» **What to do**:
Copy all lines in which the word "JSON" can be found.

————

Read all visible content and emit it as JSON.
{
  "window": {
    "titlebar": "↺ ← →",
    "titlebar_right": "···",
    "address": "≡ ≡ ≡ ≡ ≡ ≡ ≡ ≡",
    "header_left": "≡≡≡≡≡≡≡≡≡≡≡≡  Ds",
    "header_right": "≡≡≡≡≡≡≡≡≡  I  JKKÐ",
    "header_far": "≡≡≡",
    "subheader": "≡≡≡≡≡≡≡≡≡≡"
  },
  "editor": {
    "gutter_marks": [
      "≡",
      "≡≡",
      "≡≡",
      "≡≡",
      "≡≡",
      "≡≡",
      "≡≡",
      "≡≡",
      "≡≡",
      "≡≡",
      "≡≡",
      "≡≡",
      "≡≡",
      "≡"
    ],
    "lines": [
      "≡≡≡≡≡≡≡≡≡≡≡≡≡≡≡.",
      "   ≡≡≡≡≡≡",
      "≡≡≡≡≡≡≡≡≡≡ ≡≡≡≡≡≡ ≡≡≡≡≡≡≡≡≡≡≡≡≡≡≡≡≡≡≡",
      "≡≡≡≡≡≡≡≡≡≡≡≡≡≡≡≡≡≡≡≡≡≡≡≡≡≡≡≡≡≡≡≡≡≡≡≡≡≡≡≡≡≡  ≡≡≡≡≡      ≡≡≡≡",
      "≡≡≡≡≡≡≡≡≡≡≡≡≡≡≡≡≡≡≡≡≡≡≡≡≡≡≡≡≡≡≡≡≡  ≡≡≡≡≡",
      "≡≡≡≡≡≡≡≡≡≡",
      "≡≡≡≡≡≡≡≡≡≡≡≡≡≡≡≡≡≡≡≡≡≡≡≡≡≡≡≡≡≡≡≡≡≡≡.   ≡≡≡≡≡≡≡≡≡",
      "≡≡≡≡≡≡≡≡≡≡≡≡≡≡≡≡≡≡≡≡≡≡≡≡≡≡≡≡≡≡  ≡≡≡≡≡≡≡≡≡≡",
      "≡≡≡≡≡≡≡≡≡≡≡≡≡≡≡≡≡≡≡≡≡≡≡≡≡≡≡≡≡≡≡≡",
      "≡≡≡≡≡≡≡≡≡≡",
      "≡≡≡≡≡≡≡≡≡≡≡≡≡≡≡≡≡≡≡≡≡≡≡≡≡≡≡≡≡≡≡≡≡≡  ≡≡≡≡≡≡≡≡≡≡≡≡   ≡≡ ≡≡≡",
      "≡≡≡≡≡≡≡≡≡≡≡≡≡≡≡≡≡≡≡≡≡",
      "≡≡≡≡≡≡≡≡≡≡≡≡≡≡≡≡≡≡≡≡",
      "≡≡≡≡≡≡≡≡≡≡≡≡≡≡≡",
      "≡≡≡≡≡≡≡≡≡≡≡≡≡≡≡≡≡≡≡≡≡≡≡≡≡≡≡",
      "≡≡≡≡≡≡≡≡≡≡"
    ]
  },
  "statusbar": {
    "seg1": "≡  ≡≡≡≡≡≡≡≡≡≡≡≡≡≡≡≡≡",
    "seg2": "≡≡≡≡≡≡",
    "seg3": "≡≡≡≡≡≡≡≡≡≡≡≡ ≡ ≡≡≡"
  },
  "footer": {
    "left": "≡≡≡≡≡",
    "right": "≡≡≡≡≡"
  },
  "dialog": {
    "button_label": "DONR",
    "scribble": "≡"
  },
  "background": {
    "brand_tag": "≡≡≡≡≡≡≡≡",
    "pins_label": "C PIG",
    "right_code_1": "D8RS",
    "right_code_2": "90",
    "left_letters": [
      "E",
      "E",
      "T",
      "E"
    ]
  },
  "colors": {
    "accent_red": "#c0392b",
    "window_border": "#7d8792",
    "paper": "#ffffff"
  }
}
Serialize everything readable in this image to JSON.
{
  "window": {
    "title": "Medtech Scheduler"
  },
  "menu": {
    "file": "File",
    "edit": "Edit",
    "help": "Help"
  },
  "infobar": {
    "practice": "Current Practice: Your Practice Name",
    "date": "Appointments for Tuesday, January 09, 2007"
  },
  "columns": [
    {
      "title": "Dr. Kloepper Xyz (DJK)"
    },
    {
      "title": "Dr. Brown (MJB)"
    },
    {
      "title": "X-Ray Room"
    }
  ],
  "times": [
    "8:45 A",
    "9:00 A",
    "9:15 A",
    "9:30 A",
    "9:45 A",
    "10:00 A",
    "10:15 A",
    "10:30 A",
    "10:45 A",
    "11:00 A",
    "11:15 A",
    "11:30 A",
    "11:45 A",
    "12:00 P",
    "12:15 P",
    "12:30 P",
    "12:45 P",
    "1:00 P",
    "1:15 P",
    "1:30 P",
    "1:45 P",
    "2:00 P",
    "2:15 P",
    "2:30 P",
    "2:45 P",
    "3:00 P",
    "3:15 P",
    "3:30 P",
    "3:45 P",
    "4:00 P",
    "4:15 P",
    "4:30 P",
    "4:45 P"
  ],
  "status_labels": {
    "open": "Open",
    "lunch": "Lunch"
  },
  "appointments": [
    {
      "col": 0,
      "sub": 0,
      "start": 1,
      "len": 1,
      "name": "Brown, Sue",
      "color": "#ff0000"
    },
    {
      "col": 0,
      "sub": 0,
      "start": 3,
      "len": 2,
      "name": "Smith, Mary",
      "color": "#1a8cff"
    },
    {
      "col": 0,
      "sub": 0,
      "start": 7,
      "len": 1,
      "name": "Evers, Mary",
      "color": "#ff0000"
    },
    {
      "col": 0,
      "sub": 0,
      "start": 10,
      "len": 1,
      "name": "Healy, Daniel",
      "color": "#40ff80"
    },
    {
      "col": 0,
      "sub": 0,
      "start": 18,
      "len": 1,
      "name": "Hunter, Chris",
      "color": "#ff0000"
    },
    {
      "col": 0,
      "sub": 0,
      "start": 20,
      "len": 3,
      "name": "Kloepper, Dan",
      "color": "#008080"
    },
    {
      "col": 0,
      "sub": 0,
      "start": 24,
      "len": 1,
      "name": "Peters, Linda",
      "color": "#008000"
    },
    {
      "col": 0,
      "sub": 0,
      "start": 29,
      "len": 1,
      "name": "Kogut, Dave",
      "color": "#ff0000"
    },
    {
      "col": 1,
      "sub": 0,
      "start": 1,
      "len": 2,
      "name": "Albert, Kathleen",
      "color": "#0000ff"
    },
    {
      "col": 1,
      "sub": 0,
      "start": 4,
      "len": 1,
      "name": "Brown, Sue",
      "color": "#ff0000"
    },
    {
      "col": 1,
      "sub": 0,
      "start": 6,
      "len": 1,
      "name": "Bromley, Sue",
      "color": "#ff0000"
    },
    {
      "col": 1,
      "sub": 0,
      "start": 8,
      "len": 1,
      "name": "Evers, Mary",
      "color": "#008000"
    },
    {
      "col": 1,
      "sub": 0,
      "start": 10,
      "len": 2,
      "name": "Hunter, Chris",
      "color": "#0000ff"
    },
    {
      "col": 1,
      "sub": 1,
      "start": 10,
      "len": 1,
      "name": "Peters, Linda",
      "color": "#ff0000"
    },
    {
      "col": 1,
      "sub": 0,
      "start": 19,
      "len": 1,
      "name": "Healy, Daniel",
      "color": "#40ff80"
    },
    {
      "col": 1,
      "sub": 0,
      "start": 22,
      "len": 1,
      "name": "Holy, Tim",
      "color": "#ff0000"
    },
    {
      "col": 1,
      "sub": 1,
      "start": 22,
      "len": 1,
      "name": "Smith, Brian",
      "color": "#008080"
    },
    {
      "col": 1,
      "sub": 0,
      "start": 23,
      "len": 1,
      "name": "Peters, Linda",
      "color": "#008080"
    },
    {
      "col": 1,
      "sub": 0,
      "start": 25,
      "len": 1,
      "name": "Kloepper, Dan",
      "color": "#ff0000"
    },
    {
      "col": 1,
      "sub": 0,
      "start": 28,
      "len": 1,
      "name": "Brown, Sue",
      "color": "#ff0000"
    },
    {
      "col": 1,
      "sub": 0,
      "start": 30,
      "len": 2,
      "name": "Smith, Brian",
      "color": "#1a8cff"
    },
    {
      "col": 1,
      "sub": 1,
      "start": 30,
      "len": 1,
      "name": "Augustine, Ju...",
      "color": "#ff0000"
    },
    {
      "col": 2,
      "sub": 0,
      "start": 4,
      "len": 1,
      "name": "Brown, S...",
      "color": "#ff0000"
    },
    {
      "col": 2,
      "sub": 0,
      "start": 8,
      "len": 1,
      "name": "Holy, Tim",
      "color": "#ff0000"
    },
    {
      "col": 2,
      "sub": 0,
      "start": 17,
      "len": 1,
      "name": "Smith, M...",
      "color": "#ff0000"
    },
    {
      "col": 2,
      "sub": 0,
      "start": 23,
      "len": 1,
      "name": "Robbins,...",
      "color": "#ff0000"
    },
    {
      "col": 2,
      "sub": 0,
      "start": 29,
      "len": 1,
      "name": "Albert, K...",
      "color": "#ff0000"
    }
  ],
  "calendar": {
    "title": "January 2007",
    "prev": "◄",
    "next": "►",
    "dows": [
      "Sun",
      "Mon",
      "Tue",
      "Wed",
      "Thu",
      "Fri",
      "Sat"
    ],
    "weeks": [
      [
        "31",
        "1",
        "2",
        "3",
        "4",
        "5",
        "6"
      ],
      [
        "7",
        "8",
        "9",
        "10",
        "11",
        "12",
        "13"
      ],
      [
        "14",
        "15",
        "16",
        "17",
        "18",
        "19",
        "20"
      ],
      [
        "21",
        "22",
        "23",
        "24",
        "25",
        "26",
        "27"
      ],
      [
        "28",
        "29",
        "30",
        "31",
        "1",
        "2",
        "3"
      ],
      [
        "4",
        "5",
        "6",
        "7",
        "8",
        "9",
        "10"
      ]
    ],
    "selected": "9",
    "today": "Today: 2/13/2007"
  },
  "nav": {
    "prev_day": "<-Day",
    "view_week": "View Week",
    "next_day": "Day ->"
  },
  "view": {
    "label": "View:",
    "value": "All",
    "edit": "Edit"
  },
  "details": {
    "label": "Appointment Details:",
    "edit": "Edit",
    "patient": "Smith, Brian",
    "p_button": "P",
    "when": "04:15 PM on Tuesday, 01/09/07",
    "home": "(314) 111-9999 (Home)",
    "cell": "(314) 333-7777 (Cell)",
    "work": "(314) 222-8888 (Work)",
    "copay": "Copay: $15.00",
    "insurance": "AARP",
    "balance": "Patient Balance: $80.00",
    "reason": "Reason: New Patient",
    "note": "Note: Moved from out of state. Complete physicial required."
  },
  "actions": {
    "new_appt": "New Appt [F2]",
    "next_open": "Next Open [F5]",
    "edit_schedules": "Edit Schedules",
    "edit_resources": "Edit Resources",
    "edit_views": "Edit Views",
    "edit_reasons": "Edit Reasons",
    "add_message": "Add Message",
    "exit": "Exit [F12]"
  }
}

————

» **Result**:
Read all visible content and emit it as JSON.
Serialize everything readable in this image to JSON.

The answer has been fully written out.